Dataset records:
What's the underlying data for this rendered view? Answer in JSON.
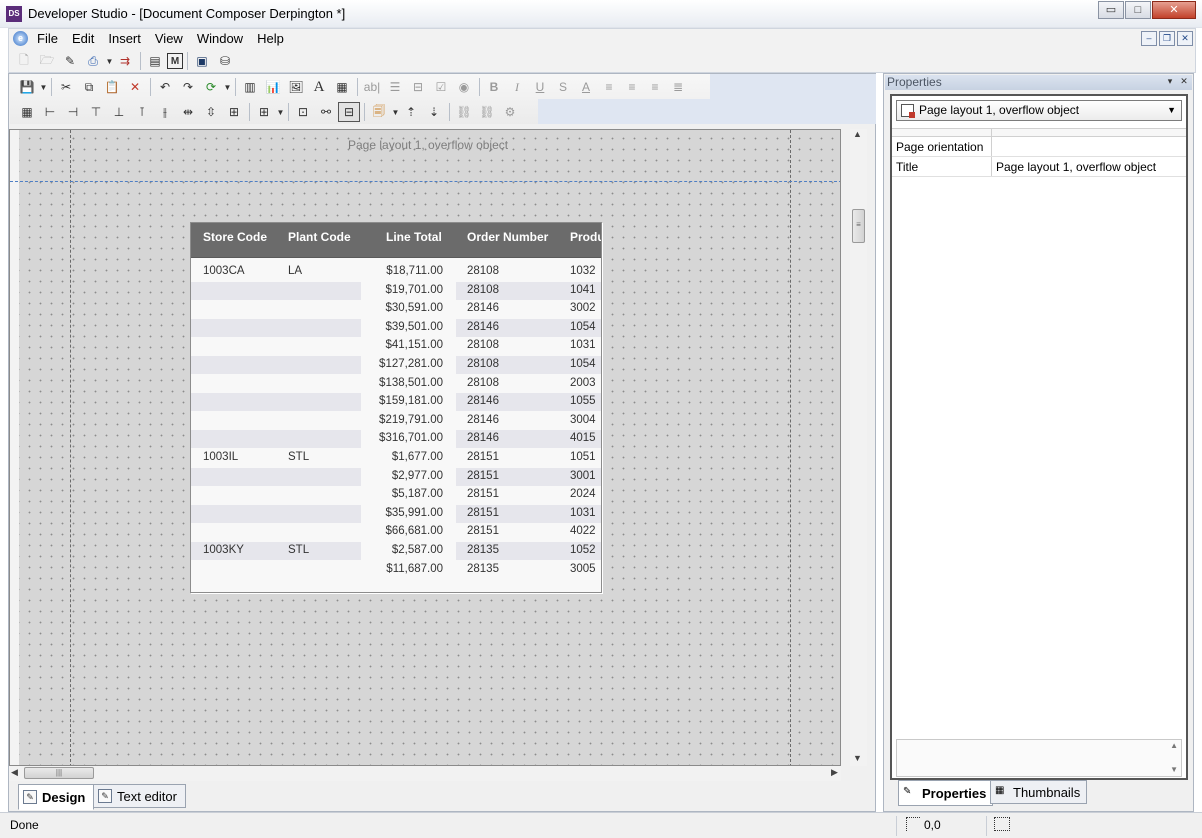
{
  "window": {
    "app_icon": "DS",
    "title": "Developer Studio - [Document Composer Derpington *]",
    "controls": {
      "minimize": "▭",
      "maximize": "□",
      "close": "✕"
    }
  },
  "menu": {
    "items": [
      "File",
      "Edit",
      "Insert",
      "View",
      "Window",
      "Help"
    ],
    "mdi_controls": {
      "minimize": "–",
      "restore": "❐",
      "close": "✕"
    }
  },
  "canvas": {
    "page_caption": "Page layout 1, overflow object"
  },
  "report_table": {
    "headers": [
      "Store Code",
      "Plant Code",
      "Line Total",
      "Order Number",
      "Produ"
    ],
    "rows": [
      [
        "1003CA",
        "LA",
        "$18,711.00",
        "28108",
        "1032"
      ],
      [
        "",
        "",
        "$19,701.00",
        "28108",
        "1041"
      ],
      [
        "",
        "",
        "$30,591.00",
        "28146",
        "3002"
      ],
      [
        "",
        "",
        "$39,501.00",
        "28146",
        "1054"
      ],
      [
        "",
        "",
        "$41,151.00",
        "28108",
        "1031"
      ],
      [
        "",
        "",
        "$127,281.00",
        "28108",
        "1054"
      ],
      [
        "",
        "",
        "$138,501.00",
        "28108",
        "2003"
      ],
      [
        "",
        "",
        "$159,181.00",
        "28146",
        "1055"
      ],
      [
        "",
        "",
        "$219,791.00",
        "28146",
        "3004"
      ],
      [
        "",
        "",
        "$316,701.00",
        "28146",
        "4015"
      ],
      [
        "1003IL",
        "STL",
        "$1,677.00",
        "28151",
        "1051"
      ],
      [
        "",
        "",
        "$2,977.00",
        "28151",
        "3001"
      ],
      [
        "",
        "",
        "$5,187.00",
        "28151",
        "2024"
      ],
      [
        "",
        "",
        "$35,991.00",
        "28151",
        "1031"
      ],
      [
        "",
        "",
        "$66,681.00",
        "28151",
        "4022"
      ],
      [
        "1003KY",
        "STL",
        "$2,587.00",
        "28135",
        "1052"
      ],
      [
        "",
        "",
        "$11,687.00",
        "28135",
        "3005"
      ]
    ]
  },
  "doc_tabs": {
    "design": "Design",
    "text_editor": "Text editor"
  },
  "properties": {
    "panel_title": "Properties",
    "selected_object": "Page layout 1, overflow object",
    "rows": [
      {
        "key": "Page orientation",
        "value": ""
      },
      {
        "key": "Title",
        "value": "Page layout 1, overflow object"
      }
    ],
    "tabs": {
      "properties": "Properties",
      "thumbnails": "Thumbnails"
    }
  },
  "status": {
    "text": "Done",
    "coordinates": "0,0"
  },
  "toolbar_text_format": {
    "bold": "B",
    "italic": "I",
    "underline": "U",
    "strike": "S",
    "font_color": "A"
  }
}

The problem: Say the number of lines in the listing that hold "object", with no added words.

Answer to the exercise: 3